__Job__:
Scan the listing below. Report each line that includes "sàng".

(Records contained in a dataset)
┄┄┄┄┄┄┄┄┄┄┄┄┄┄┄┄┄┄┄┄

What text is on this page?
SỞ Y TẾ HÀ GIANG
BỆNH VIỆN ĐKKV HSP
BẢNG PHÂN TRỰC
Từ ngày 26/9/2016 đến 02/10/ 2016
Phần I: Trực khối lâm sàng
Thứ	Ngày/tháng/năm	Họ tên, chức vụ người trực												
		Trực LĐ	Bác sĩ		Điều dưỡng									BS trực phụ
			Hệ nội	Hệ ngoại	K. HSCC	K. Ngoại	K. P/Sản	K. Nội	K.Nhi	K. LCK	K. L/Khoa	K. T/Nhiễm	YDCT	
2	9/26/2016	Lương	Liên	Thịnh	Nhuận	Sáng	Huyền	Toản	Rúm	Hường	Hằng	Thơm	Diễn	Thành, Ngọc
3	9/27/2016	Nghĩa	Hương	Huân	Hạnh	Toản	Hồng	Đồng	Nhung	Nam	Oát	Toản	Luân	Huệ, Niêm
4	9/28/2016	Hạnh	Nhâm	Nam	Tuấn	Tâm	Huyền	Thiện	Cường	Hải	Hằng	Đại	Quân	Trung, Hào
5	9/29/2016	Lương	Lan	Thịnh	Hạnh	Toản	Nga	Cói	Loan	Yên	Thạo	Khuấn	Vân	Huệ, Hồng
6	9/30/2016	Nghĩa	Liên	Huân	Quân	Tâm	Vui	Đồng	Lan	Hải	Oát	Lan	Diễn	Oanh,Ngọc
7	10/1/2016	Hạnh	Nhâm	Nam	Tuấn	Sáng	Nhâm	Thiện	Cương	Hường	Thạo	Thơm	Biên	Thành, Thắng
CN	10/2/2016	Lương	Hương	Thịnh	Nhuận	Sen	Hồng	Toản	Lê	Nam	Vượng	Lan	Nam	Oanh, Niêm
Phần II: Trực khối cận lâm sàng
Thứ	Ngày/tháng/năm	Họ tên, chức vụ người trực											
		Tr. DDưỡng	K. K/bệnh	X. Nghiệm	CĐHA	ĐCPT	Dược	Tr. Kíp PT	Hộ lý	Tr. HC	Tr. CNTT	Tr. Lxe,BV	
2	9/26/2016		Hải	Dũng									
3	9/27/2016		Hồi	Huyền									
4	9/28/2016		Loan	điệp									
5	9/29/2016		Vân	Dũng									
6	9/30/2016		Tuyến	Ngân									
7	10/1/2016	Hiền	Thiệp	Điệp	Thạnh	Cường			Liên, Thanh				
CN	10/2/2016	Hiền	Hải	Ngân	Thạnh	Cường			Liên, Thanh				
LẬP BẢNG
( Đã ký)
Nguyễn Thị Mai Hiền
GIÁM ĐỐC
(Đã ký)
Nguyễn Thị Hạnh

┄┄┄┄┄┄┄┄┄┄┄┄┄┄┄┄┄┄┄┄

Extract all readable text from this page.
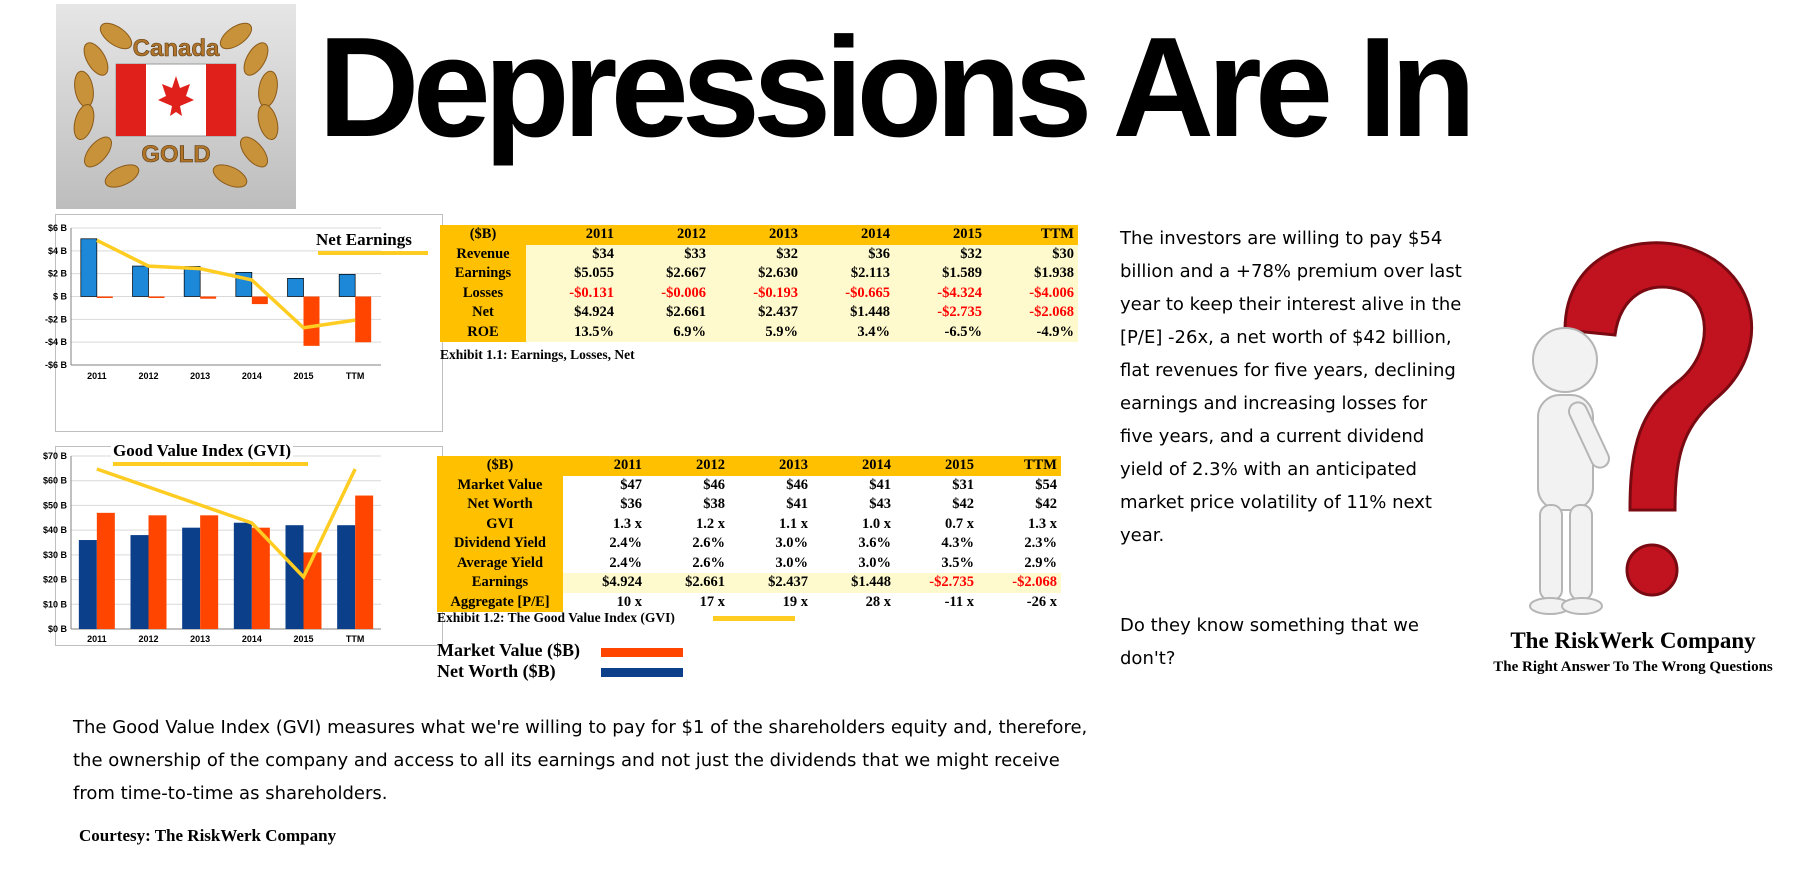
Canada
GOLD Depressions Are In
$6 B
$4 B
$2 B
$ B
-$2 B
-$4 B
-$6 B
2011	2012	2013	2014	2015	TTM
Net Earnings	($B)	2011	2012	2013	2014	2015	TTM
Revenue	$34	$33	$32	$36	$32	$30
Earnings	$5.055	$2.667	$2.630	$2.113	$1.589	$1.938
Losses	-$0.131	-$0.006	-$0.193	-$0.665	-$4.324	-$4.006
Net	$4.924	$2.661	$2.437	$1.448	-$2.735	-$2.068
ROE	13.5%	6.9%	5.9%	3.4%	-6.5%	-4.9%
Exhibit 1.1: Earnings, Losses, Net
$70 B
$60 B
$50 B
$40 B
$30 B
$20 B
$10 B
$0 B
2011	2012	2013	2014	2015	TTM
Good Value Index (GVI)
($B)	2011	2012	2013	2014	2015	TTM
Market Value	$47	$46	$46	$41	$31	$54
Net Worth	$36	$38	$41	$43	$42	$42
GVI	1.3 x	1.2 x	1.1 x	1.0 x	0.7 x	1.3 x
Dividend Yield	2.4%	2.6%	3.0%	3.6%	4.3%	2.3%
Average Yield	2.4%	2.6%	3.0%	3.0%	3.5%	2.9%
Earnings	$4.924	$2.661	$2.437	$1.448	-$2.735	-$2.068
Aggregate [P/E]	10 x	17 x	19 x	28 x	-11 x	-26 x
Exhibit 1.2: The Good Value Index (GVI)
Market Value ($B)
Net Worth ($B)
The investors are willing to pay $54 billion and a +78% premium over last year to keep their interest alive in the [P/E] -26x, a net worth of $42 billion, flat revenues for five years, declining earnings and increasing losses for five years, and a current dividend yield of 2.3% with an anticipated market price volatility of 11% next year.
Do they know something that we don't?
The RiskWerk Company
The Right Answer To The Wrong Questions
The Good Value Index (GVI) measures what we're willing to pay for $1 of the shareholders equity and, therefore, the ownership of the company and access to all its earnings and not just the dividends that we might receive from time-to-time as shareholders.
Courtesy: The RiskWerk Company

┄┄┄┄┄┄┄┄┄┄┄┄┄┄┄┄┄┄┄┄

__Result of this exercise__:
Phần I: Trực khối lâm sàng
Phần II: Trực khối cận lâm sàng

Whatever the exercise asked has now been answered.